(Some records)
------------------------------

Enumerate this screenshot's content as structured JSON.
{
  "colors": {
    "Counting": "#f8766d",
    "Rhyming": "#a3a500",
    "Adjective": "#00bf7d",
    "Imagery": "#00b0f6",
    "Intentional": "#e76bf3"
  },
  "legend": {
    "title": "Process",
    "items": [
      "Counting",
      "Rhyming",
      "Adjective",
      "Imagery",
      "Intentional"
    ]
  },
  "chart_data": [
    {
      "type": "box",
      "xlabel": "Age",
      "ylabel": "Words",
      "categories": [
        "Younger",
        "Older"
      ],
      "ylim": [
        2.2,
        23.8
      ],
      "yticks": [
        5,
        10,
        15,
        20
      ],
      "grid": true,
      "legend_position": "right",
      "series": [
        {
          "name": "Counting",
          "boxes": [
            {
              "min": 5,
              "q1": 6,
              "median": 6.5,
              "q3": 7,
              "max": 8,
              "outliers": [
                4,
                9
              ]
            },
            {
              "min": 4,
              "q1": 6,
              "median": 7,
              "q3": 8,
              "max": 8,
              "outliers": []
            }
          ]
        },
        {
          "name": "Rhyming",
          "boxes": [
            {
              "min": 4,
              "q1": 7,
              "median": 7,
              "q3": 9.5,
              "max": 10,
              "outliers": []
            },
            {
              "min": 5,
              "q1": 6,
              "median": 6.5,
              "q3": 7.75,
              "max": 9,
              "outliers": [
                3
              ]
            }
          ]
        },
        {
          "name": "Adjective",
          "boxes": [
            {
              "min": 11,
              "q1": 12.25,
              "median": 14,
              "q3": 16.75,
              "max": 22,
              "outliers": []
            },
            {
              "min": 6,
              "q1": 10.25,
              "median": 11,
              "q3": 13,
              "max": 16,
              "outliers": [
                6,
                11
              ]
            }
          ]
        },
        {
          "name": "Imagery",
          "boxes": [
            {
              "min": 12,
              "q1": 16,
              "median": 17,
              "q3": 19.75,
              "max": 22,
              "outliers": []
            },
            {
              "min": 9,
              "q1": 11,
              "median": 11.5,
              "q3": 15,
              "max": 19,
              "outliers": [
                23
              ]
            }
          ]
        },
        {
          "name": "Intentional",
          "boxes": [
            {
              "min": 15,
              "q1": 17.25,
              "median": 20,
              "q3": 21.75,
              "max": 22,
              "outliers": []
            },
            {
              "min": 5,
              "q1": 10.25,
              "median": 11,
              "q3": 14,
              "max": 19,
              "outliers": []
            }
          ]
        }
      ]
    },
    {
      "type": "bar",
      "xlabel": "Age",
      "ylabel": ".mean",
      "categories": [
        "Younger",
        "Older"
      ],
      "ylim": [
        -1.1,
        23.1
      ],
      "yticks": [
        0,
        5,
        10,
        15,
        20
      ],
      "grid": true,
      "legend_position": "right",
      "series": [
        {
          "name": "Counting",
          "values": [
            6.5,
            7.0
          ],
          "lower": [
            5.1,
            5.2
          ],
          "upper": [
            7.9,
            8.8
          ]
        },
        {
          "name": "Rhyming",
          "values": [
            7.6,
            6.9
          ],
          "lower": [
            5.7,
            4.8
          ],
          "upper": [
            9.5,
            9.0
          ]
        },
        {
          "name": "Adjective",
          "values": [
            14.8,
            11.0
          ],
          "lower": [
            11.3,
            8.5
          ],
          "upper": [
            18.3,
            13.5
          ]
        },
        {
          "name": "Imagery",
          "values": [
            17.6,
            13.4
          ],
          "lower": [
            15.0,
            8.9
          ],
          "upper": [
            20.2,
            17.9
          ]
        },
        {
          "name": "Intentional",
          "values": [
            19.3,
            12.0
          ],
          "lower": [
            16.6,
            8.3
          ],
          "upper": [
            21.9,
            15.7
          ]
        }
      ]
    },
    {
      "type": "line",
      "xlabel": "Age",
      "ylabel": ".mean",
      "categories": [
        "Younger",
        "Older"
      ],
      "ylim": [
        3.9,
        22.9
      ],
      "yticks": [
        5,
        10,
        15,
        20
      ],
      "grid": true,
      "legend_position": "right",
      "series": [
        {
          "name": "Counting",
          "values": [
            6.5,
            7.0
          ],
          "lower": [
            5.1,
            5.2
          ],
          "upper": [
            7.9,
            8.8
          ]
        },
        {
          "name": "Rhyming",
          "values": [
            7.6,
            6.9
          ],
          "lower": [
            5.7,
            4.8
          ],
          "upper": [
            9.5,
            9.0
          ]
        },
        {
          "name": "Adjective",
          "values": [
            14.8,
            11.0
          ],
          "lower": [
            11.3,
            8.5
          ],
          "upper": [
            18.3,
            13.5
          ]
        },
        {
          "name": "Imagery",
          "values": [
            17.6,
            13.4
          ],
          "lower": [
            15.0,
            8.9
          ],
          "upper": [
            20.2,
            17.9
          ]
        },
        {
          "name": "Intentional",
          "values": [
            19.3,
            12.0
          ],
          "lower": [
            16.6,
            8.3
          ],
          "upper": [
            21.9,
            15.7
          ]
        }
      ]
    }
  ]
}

------------------------------

**WHAT YOU SHOULD DO:** Retype the listing. Match it exactly.

**FINAL ANSWER:**
Enumerate this screenshot's content as structured JSON.
{
  "colors": {
    "Counting": "#f8766d",
    "Rhyming": "#a3a500",
    "Adjective": "#00bf7d",
    "Imagery": "#00b0f6",
    "Intentional": "#e76bf3"
  },
  "legend": {
    "title": "Process",
    "items": [
      "Counting",
      "Rhyming",
      "Adjective",
      "Imagery",
      "Intentional"
    ]
  },
  "chart_data": [
    {
      "type": "box",
      "xlabel": "Age",
      "ylabel": "Words",
      "categories": [
        "Younger",
        "Older"
      ],
      "ylim": [
        2.2,
        23.8
      ],
      "yticks": [
        5,
        10,
        15,
        20
      ],
      "grid": true,
      "legend_position": "right",
      "series": [
        {
          "name": "Counting",
          "boxes": [
            {
              "min": 5,
              "q1": 6,
              "median": 6.5,
              "q3": 7,
              "max": 8,
              "outliers": [
                4,
                9
              ]
            },
            {
              "min": 4,
              "q1": 6,
              "median": 7,
              "q3": 8,
              "max": 8,
              "outliers": []
            }
          ]
        },
        {
          "name": "Rhyming",
          "boxes": [
            {
              "min": 4,
              "q1": 7,
              "median": 7,
              "q3": 9.5,
              "max": 10,
              "outliers": []
            },
            {
              "min": 5,
              "q1": 6,
              "median": 6.5,
              "q3": 7.75,
              "max": 9,
              "outliers": [
                3
              ]
            }
          ]
        },
        {
          "name": "Adjective",
          "boxes": [
            {
              "min": 11,
              "q1": 12.25,
              "median": 14,
              "q3": 16.75,
              "max": 22,
              "outliers": []
            },
            {
              "min": 6,
              "q1": 10.25,
              "median": 11,
              "q3": 13,
              "max": 16,
              "outliers": [
                6,
                11
              ]
            }
          ]
        },
        {
          "name": "Imagery",
          "boxes": [
            {
              "min": 12,
              "q1": 16,
              "median": 17,
              "q3": 19.75,
              "max": 22,
              "outliers": []
            },
            {
              "min": 9,
              "q1": 11,
              "median": 11.5,
              "q3": 15,
              "max": 19,
              "outliers": [
                23
              ]
            }
          ]
        },
        {
          "name": "Intentional",
          "boxes": [
            {
              "min": 15,
              "q1": 17.25,
              "median": 20,
              "q3": 21.75,
              "max": 22,
              "outliers": []
            },
            {
              "min": 5,
              "q1": 10.25,
              "median": 11,
              "q3": 14,
              "max": 19,
              "outliers": []
            }
          ]
        }
      ]
    },
    {
      "type": "bar",
      "xlabel": "Age",
      "ylabel": ".mean",
      "categories": [
        "Younger",
        "Older"
      ],
      "ylim": [
        -1.1,
        23.1
      ],
      "yticks": [
        0,
        5,
        10,
        15,
        20
      ],
      "grid": true,
      "legend_position": "right",
      "series": [
        {
          "name": "Counting",
          "values": [
            6.5,
            7.0
          ],
          "lower": [
            5.1,
            5.2
          ],
          "upper": [
            7.9,
            8.8
          ]
        },
        {
          "name": "Rhyming",
          "values": [
            7.6,
            6.9
          ],
          "lower": [
            5.7,
            4.8
          ],
          "upper": [
            9.5,
            9.0
          ]
        },
        {
          "name": "Adjective",
          "values": [
            14.8,
            11.0
          ],
          "lower": [
            11.3,
            8.5
          ],
          "upper": [
            18.3,
            13.5
          ]
        },
        {
          "name": "Imagery",
          "values": [
            17.6,
            13.4
          ],
          "lower": [
            15.0,
            8.9
          ],
          "upper": [
            20.2,
            17.9
          ]
        },
        {
          "name": "Intentional",
          "values": [
            19.3,
            12.0
          ],
          "lower": [
            16.6,
            8.3
          ],
          "upper": [
            21.9,
            15.7
          ]
        }
      ]
    },
    {
      "type": "line",
      "xlabel": "Age",
      "ylabel": ".mean",
      "categories": [
        "Younger",
        "Older"
      ],
      "ylim": [
        3.9,
        22.9
      ],
      "yticks": [
        5,
        10,
        15,
        20
      ],
      "grid": true,
      "legend_position": "right",
      "series": [
        {
          "name": "Counting",
          "values": [
            6.5,
            7.0
          ],
          "lower": [
            5.1,
            5.2
          ],
          "upper": [
            7.9,
            8.8
          ]
        },
        {
          "name": "Rhyming",
          "values": [
            7.6,
            6.9
          ],
          "lower": [
            5.7,
            4.8
          ],
          "upper": [
            9.5,
            9.0
          ]
        },
        {
          "name": "Adjective",
          "values": [
            14.8,
            11.0
          ],
          "lower": [
            11.3,
            8.5
          ],
          "upper": [
            18.3,
            13.5
          ]
        },
        {
          "name": "Imagery",
          "values": [
            17.6,
            13.4
          ],
          "lower": [
            15.0,
            8.9
          ],
          "upper": [
            20.2,
            17.9
          ]
        },
        {
          "name": "Intentional",
          "values": [
            19.3,
            12.0
          ],
          "lower": [
            16.6,
            8.3
          ],
          "upper": [
            21.9,
            15.7
          ]
        }
      ]
    }
  ]
}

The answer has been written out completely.